Records from a data collection:
◇ ◇ ◇ ◇ ◇

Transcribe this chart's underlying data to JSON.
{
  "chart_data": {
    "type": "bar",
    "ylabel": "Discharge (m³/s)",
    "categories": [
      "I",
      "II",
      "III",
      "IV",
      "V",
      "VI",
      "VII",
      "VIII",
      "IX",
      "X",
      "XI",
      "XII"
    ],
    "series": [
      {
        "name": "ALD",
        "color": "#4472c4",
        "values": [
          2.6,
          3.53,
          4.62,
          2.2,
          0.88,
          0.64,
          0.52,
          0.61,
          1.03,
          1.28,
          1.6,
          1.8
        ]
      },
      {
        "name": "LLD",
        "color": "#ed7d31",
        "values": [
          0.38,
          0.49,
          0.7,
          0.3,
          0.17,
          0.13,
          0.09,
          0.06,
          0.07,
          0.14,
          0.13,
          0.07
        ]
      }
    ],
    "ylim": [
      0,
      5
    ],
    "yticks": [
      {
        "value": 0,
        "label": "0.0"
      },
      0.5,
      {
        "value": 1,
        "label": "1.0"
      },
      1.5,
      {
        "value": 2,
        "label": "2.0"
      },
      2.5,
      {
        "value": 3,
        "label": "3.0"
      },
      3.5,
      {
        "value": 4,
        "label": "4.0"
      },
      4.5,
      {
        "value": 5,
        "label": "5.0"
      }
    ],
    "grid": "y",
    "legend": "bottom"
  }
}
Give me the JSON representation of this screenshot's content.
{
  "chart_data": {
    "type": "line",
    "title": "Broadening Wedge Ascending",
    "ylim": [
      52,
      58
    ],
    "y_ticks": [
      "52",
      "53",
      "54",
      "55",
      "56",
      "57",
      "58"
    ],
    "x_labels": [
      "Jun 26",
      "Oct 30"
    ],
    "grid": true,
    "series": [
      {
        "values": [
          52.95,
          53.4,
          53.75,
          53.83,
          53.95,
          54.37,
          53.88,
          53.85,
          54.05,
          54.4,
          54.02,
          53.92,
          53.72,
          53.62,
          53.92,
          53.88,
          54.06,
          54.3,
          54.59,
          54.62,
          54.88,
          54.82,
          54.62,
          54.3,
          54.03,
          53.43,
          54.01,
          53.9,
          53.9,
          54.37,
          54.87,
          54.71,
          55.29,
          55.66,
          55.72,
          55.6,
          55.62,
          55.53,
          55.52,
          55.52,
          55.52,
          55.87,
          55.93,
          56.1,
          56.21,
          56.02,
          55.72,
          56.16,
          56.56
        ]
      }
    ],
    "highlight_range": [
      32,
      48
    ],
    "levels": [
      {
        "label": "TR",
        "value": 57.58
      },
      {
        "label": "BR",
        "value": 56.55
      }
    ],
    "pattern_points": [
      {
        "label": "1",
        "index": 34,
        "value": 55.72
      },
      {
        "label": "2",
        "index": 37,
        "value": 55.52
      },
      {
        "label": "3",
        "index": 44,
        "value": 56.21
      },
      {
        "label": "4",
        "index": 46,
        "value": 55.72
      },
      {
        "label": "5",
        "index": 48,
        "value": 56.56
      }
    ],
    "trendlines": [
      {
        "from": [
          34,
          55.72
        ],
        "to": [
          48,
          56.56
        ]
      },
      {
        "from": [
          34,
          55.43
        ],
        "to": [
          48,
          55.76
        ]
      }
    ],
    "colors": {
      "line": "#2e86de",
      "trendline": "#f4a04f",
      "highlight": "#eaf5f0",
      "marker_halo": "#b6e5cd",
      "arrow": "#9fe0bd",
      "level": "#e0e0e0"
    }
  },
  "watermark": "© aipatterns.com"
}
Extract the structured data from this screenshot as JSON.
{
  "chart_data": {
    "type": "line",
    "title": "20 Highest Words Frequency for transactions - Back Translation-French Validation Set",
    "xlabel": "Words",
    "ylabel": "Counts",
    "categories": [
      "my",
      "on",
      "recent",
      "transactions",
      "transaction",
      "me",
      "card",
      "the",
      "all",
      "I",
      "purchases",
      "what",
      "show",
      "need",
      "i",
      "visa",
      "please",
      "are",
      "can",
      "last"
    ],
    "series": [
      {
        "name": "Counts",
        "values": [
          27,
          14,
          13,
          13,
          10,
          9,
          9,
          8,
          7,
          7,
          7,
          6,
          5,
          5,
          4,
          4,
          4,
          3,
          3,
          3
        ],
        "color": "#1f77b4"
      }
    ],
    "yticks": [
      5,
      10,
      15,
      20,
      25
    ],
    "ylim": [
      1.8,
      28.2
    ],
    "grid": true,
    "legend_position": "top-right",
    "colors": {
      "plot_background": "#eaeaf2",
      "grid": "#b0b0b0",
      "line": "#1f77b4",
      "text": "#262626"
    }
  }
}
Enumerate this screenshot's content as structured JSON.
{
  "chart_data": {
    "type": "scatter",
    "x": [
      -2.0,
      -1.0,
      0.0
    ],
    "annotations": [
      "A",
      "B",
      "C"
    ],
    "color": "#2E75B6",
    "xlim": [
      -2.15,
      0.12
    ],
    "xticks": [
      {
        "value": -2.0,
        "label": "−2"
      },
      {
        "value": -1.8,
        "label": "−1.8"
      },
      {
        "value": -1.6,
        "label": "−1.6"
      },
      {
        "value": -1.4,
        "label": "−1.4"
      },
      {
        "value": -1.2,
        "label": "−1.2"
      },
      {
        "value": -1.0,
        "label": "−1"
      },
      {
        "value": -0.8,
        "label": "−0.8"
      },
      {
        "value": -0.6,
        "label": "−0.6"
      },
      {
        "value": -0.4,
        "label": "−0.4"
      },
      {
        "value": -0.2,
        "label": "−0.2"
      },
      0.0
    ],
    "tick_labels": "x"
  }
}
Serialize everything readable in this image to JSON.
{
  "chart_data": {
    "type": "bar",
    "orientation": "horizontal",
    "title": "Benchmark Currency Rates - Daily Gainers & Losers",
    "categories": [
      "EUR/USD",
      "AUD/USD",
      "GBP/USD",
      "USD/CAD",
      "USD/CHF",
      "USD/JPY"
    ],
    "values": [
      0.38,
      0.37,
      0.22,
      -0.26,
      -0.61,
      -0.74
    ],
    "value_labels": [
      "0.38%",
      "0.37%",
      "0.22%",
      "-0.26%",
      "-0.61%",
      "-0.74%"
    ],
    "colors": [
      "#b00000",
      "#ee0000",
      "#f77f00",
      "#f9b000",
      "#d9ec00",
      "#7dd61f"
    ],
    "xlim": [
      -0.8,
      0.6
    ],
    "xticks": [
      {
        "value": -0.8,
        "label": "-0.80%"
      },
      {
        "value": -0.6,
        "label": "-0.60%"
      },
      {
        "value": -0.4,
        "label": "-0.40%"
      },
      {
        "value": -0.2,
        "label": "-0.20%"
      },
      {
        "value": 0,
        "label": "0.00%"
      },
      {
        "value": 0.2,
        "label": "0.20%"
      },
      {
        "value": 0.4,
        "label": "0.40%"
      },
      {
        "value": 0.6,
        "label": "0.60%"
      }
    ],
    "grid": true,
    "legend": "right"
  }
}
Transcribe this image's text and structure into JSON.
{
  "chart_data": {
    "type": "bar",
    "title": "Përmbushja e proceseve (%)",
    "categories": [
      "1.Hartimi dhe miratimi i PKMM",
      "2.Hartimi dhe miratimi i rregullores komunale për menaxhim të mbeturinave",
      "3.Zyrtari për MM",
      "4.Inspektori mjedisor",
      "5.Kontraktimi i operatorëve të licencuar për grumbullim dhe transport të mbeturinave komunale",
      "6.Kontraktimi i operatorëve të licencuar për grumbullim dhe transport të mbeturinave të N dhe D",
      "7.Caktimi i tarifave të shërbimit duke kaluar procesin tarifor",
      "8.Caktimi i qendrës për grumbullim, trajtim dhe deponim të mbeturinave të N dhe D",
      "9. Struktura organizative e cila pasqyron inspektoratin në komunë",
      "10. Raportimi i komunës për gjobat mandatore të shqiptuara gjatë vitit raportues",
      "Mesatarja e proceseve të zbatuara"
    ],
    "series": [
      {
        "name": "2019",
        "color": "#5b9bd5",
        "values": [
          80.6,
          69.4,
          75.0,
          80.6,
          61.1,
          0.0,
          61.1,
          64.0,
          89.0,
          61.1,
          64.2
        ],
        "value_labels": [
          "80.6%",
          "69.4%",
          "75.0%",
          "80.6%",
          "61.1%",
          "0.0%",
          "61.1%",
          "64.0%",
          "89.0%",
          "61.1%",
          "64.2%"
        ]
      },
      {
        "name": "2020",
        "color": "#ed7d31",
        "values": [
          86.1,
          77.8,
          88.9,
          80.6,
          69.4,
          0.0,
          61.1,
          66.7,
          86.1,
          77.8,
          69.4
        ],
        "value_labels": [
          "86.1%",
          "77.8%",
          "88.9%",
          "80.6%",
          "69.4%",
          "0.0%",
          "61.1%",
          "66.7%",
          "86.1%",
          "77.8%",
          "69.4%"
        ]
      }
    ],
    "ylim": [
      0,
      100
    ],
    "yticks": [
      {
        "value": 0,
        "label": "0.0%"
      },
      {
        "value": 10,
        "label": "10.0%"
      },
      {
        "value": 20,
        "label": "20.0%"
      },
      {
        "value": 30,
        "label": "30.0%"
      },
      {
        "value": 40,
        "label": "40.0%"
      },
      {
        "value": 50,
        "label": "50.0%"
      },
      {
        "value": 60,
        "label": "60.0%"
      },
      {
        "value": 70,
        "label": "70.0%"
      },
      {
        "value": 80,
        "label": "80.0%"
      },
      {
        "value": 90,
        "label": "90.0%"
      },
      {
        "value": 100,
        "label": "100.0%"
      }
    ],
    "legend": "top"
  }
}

◇ ◇ ◇ ◇ ◇

Task to complete:
Locate the string "proceseve" in the listing above and copy every line where it occurs.

The output:
    "title": "Përmbushja e proceseve (%)",
      "Mesatarja e proceseve të zbatuara"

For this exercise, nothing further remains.